### TASK DESCRIPTION
Print the entries below in their entirety, exactly as they are written.

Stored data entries
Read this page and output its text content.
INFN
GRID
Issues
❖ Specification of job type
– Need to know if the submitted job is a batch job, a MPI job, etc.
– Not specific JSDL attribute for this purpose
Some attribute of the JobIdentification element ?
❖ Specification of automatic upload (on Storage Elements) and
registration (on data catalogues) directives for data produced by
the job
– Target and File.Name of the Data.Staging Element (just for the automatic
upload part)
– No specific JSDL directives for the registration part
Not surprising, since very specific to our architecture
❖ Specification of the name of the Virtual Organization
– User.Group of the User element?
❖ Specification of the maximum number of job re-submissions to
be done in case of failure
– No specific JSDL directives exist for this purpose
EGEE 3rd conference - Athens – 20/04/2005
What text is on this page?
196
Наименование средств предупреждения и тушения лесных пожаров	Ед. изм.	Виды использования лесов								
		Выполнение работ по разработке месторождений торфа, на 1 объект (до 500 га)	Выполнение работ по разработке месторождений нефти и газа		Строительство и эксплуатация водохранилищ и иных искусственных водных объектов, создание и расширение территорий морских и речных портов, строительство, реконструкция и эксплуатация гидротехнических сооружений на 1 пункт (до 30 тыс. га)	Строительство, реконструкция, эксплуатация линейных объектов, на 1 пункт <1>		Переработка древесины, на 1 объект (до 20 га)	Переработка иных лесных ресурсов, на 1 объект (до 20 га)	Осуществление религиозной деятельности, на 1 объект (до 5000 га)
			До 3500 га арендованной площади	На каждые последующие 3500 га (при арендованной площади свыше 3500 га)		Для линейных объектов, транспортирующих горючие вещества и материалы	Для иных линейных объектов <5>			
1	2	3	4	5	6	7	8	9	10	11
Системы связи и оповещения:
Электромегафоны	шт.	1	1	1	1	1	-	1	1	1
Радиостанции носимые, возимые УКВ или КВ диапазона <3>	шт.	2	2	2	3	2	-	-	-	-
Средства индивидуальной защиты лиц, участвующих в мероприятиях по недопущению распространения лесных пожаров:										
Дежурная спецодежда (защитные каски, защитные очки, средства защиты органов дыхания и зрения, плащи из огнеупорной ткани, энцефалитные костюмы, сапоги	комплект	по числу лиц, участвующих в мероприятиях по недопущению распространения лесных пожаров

### OUTPUT BELOW
Read this page and output its text content.
INFN
GRID
Issues
❖ Specification of job type
– Need to know if the submitted job is a batch job, a MPI job, etc.
– Not specific JSDL attribute for this purpose
Some attribute of the JobIdentification element ?
❖ Specification of automatic upload (on Storage Elements) and
registration (on data catalogues) directives for data produced by
the job
– Target and File.Name of the Data.Staging Element (just for the automatic
upload part)
– No specific JSDL directives for the registration part
Not surprising, since very specific to our architecture
❖ Specification of the name of the Virtual Organization
– User.Group of the User element?
❖ Specification of the maximum number of job re-submissions to
be done in case of failure
– No specific JSDL directives exist for this purpose
EGEE 3rd conference - Athens – 20/04/2005
What text is on this page?
196
Наименование средств предупреждения и тушения лесных пожаров	Ед. изм.	Виды использования лесов								
		Выполнение работ по разработке месторождений торфа, на 1 объект (до 500 га)	Выполнение работ по разработке месторождений нефти и газа		Строительство и эксплуатация водохранилищ и иных искусственных водных объектов, создание и расширение территорий морских и речных портов, строительство, реконструкция и эксплуатация гидротехнических сооружений на 1 пункт (до 30 тыс. га)	Строительство, реконструкция, эксплуатация линейных объектов, на 1 пункт <1>		Переработка древесины, на 1 объект (до 20 га)	Переработка иных лесных ресурсов, на 1 объект (до 20 га)	Осуществление религиозной деятельности, на 1 объект (до 5000 га)
			До 3500 га арендованной площади	На каждые последующие 3500 га (при арендованной площади свыше 3500 га)		Для линейных объектов, транспортирующих горючие вещества и материалы	Для иных линейных объектов <5>			
1	2	3	4	5	6	7	8	9	10	11
Системы связи и оповещения:
Электромегафоны	шт.	1	1	1	1	1	-	1	1	1
Радиостанции носимые, возимые УКВ или КВ диапазона <3>	шт.	2	2	2	3	2	-	-	-	-
Средства индивидуальной защиты лиц, участвующих в мероприятиях по недопущению распространения лесных пожаров:										
Дежурная спецодежда (защитные каски, защитные очки, средства защиты органов дыхания и зрения, плащи из огнеупорной ткани, энцефалитные костюмы, сапоги	комплект	по числу лиц, участвующих в мероприятиях по недопущению распространения лесных пожаров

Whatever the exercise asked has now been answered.